● The problem
Determine how many lines in the entries below include "Storeygard". The reply should be that number and nothing else.

§

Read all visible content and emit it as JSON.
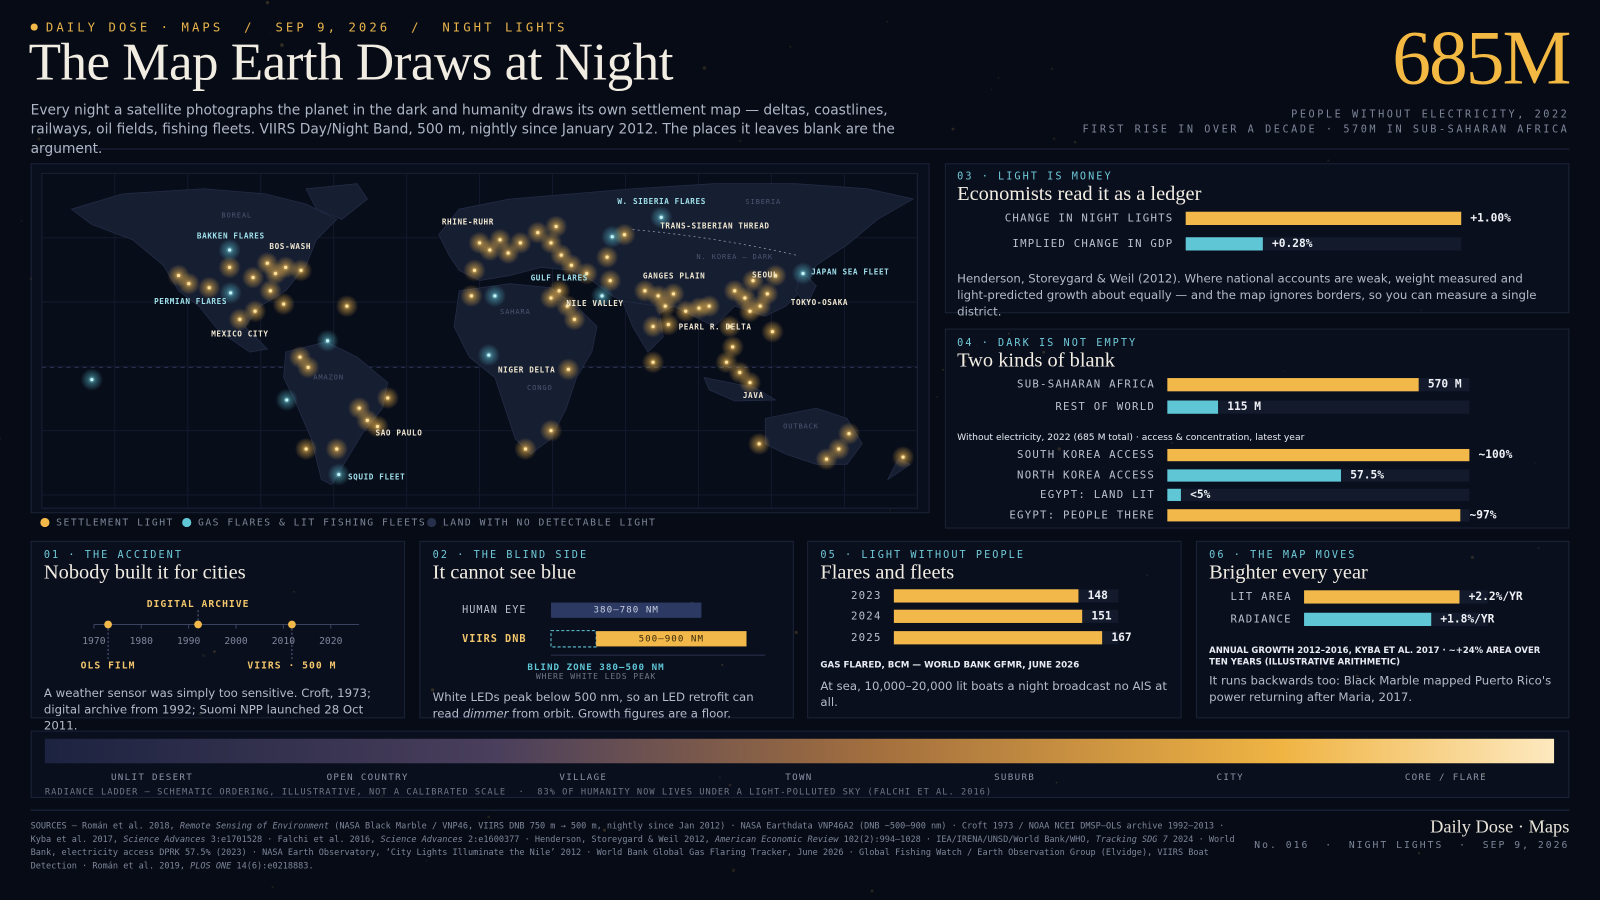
{
  "header": {
    "kicker": "DAILY DOSE · MAPS  /  SEP 9, 2026  /  NIGHT LIGHTS",
    "title": "The Map Earth Draws at Night",
    "subtitle": "Every night a satellite photographs the planet in the dark and humanity draws its own settlement map — deltas, coastlines, railways, oil fields, fishing fleets. VIIRS Day/Night Band, 500 m, nightly since January 2012. The places it leaves blank are the argument.",
    "stat": "685M",
    "stat_caption": "PEOPLE WITHOUT ELECTRICITY, 2022",
    "stat_note": "FIRST RISE IN OVER A DECADE · 570M IN SUB-SAHARAN AFRICA"
  },
  "map": {
    "labels": [
      "BAKKEN FLARES",
      "BOS-WASH",
      "PERMIAN FLARES",
      "MEXICO CITY",
      "RHINE-RUHR",
      "W. SIBERIA FLARES",
      "TRANS-SIBERIAN THREAD",
      "GULF FLARES",
      "NILE VALLEY",
      "GANGES PLAIN",
      "SEOUL",
      "JAPAN SEA FLEET",
      "TOKYO-OSAKA",
      "PEARL R. DELTA",
      "NIGER DELTA",
      "JAVA",
      "SAO PAULO",
      "SQUID FLEET"
    ],
    "regions": [
      "BOREAL",
      "SIBERIA",
      "N. KOREA — DARK",
      "SAHARA",
      "AMAZON",
      "CONGO",
      "OUTBACK"
    ],
    "legend": [
      {
        "label": "SETTLEMENT LIGHT",
        "color": "#f2b84a"
      },
      {
        "label": "GAS FLARES & LIT FISHING FLEETS",
        "color": "#5fc6d6"
      },
      {
        "label": "LAND WITH NO DETECTABLE LIGHT",
        "color": "#27304a"
      }
    ]
  },
  "panels": [
    {
      "kicker": "01 · THE ACCIDENT",
      "title": "Nobody built it for cities",
      "chart": {
        "type": "timeline",
        "xlim": [
          1970,
          2026
        ],
        "xticks": [
          1970,
          1980,
          1990,
          2000,
          2010,
          2020
        ],
        "events": [
          {
            "x": 1973,
            "label": "OLS FILM"
          },
          {
            "x": 1992,
            "label": "DIGITAL ARCHIVE"
          },
          {
            "x": 2011.8,
            "label": "VIIRS · 500 M"
          }
        ],
        "color": "#f2b84a"
      },
      "note": "A weather sensor was simply too sensitive. Croft, 1973; digital archive from 1992; Suomi NPP launched 28 Oct 2011."
    },
    {
      "kicker": "02 · THE BLIND SIDE",
      "title": "It cannot see blue",
      "chart": {
        "type": "range",
        "xlim": [
          380,
          950
        ],
        "categories": [
          "HUMAN EYE",
          "VIIRS DNB"
        ],
        "ranges": [
          [
            380,
            780
          ],
          [
            500,
            900
          ]
        ],
        "value_labels": [
          "380–780 NM",
          "500–900 NM"
        ],
        "colors": [
          "#2c3a63",
          "#f2b84a"
        ],
        "blind_zone": {
          "range": [
            380,
            500
          ],
          "label": "BLIND ZONE 380–500 NM",
          "sublabel": "WHERE WHITE LEDS PEAK",
          "color": "#5fc6d6"
        }
      },
      "note": [
        "White LEDs peak below 500 nm, so an LED retrofit can read ",
        "dimmer",
        " from orbit. Growth figures are a floor."
      ]
    },
    {
      "kicker": "03 · LIGHT IS MONEY",
      "title": "Economists read it as a ledger",
      "charts": [
        {
          "type": "bar",
          "xlim": [
            0,
            1
          ],
          "categories": [
            "CHANGE IN NIGHT LIGHTS",
            "IMPLIED CHANGE IN GDP"
          ],
          "values": [
            1.0,
            0.28
          ],
          "value_labels": [
            "+1.00%",
            "+0.28%"
          ],
          "colors": [
            "#f2b84a",
            "#5fc6d6"
          ]
        }
      ],
      "note": "Henderson, Storeygard & Weil (2012). Where national accounts are weak, weight measured and light-predicted growth about equally — and the map ignores borders, so you can measure a single district."
    },
    {
      "kicker": "04 · DARK IS NOT EMPTY",
      "title": "Two kinds of blank",
      "charts": [
        {
          "type": "bar",
          "xlim": [
            0,
            685
          ],
          "categories": [
            "SUB-SAHARAN AFRICA",
            "REST OF WORLD"
          ],
          "values": [
            570,
            115
          ],
          "value_labels": [
            "570 M",
            "115 M"
          ],
          "colors": [
            "#f2b84a",
            "#5fc6d6"
          ]
        },
        {
          "type": "bar",
          "xlim": [
            0,
            100
          ],
          "categories": [
            "SOUTH KOREA ACCESS",
            "NORTH KOREA ACCESS",
            "EGYPT: LAND LIT",
            "EGYPT: PEOPLE THERE"
          ],
          "values": [
            100,
            57.5,
            4.5,
            97
          ],
          "value_labels": [
            "~100%",
            "57.5%",
            "<5%",
            "~97%"
          ],
          "colors": [
            "#f2b84a",
            "#5fc6d6",
            "#5fc6d6",
            "#f2b84a"
          ]
        }
      ],
      "subheading": "Without electricity, 2022 (685 M total) · access & concentration, latest year"
    },
    {
      "kicker": "05 · LIGHT WITHOUT PEOPLE",
      "title": "Flares and fleets",
      "charts": [
        {
          "type": "bar",
          "xlim": [
            0,
            180
          ],
          "categories": [
            "2023",
            "2024",
            "2025"
          ],
          "values": [
            148,
            151,
            167
          ],
          "colors": [
            "#f2b84a",
            "#f2b84a",
            "#f2b84a"
          ]
        }
      ],
      "caption": "GAS FLARED, BCM — WORLD BANK GFMR, JUNE 2026",
      "note": "At sea, 10,000–20,000 lit boats a night broadcast no AIS at all."
    },
    {
      "kicker": "06 · THE MAP MOVES",
      "title": "Brighter every year",
      "charts": [
        {
          "type": "bar",
          "xlim": [
            0,
            2.6
          ],
          "categories": [
            "LIT AREA",
            "RADIANCE"
          ],
          "values": [
            2.2,
            1.8
          ],
          "value_labels": [
            "+2.2%/YR",
            "+1.8%/YR"
          ],
          "colors": [
            "#f2b84a",
            "#5fc6d6"
          ]
        }
      ],
      "caption": "ANNUAL GROWTH 2012–2016, KYBA ET AL. 2017 · ~+24% AREA OVER TEN YEARS (ILLUSTRATIVE ARITHMETIC)",
      "note": "It runs backwards too: Black Marble mapped Puerto Rico's power returning after Maria, 2017."
    }
  ],
  "ladder": {
    "stops": [
      "UNLIT DESERT",
      "OPEN COUNTRY",
      "VILLAGE",
      "TOWN",
      "SUBURB",
      "CITY",
      "CORE / FLARE"
    ],
    "caption": "RADIANCE LADDER — SCHEMATIC ORDERING, ILLUSTRATIVE, NOT A CALIBRATED SCALE  ·  83% OF HUMANITY NOW LIVES UNDER A LIGHT-POLLUTED SKY (FALCHI ET AL. 2016)"
  },
  "footer": {
    "sources": [
      {
        "text": "SOURCES — Román et al. 2018, "
      },
      {
        "text": "Remote Sensing of Environment",
        "em": true
      },
      {
        "text": " (NASA Black Marble / VNP46, VIIRS DNB 750 m → 500 m, nightly since Jan 2012) · NASA Earthdata VNP46A2 (DNB ~500–900 nm) · Croft 1973 / NOAA NCEI DMSP–OLS archive 1992–2013 · Kyba et al. 2017, "
      },
      {
        "text": "Science Advances",
        "em": true
      },
      {
        "text": " 3:e1701528 · Falchi et al. 2016, "
      },
      {
        "text": "Science Advances",
        "em": true
      },
      {
        "text": " 2:e1600377 · Henderson, Storeygard & Weil 2012, "
      },
      {
        "text": "American Economic Review",
        "em": true
      },
      {
        "text": " 102(2):994–1028 · IEA/IRENA/UNSD/World Bank/WHO, "
      },
      {
        "text": "Tracking SDG 7",
        "em": true
      },
      {
        "text": " 2024 · World Bank, electricity access DPRK 57.5% (2023) · NASA Earth Observatory, ‘City Lights Illuminate the Nile’ 2012 · World Bank Global Gas Flaring Tracker, June 2026 · Global Fishing Watch / Earth Observation Group (Elvidge), VIIRS Boat Detection · Román et al. 2019, "
      },
      {
        "text": "PLOS ONE",
        "em": true
      },
      {
        "text": " 14(6):e0218883."
      }
    ],
    "brand": "Daily Dose · Maps",
    "brand_sub": "No. 016  ·  NIGHT LIGHTS  ·  SEP 9, 2026"
  }
}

§

● Solution
2